§ **Task to carry out**: Which lines below hold the word "Average"? Report each one.

§ **Figure contents as structured data**:
((
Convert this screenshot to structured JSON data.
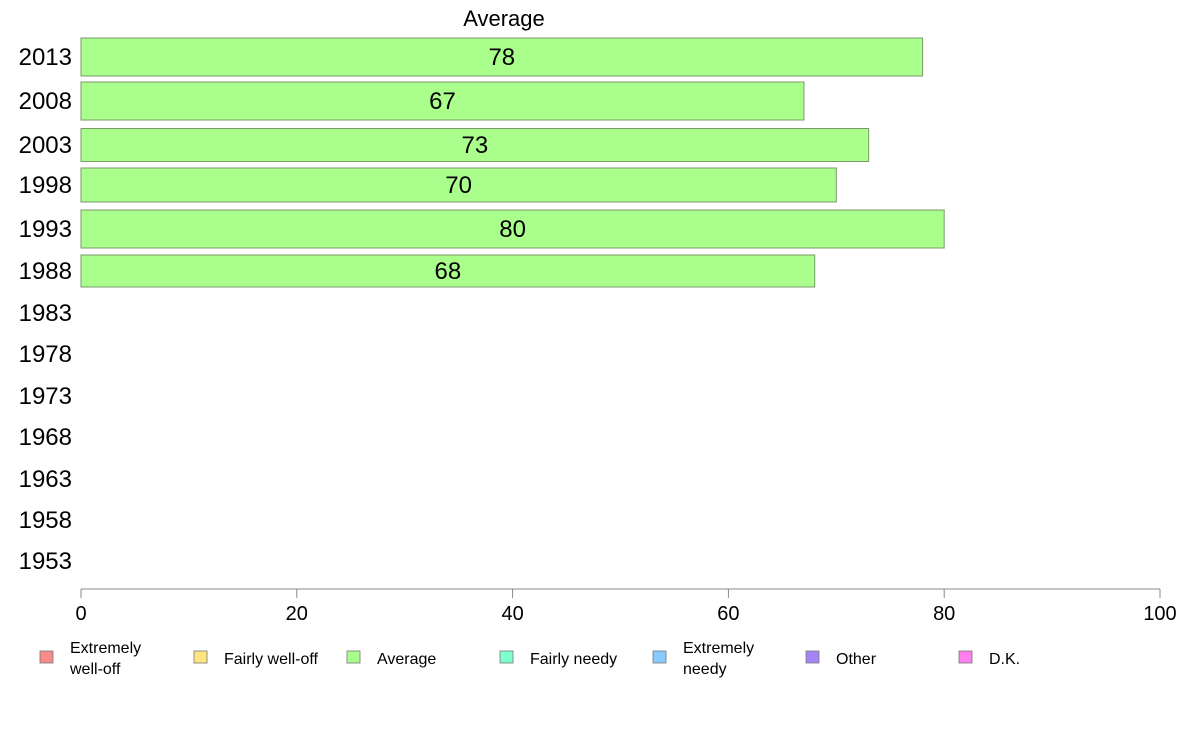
{
  "chart_data": {
    "type": "bar",
    "orientation": "horizontal",
    "title": "Average",
    "categories": [
      "2013",
      "2008",
      "2003",
      "1998",
      "1993",
      "1988",
      "1983",
      "1978",
      "1973",
      "1968",
      "1963",
      "1958",
      "1953"
    ],
    "series": [
      {
        "name": "Average",
        "values": [
          78,
          67,
          73,
          70,
          80,
          68,
          null,
          null,
          null,
          null,
          null,
          null,
          null
        ],
        "color": "#aaff8c"
      }
    ],
    "xlim": [
      0,
      100
    ],
    "xticks": [
      "0",
      "20",
      "40",
      "60",
      "80",
      "100"
    ],
    "grid": false,
    "legend_position": "bottom",
    "legend": [
      {
        "lines": [
          "Extremely",
          "well-off"
        ],
        "color": "#f98a8a"
      },
      {
        "lines": [
          "Fairly well-off"
        ],
        "color": "#ffe680"
      },
      {
        "lines": [
          "Average"
        ],
        "color": "#aaff8c"
      },
      {
        "lines": [
          "Fairly needy"
        ],
        "color": "#7fffcc"
      },
      {
        "lines": [
          "Extremely",
          "needy"
        ],
        "color": "#88ccff"
      },
      {
        "lines": [
          "Other"
        ],
        "color": "#a585f5"
      },
      {
        "lines": [
          "D.K."
        ],
        "color": "#ff80ec"
      }
    ]
  }
}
))
§ **Complete output**:
    "title": "Average",
        "name": "Average",
          "Average"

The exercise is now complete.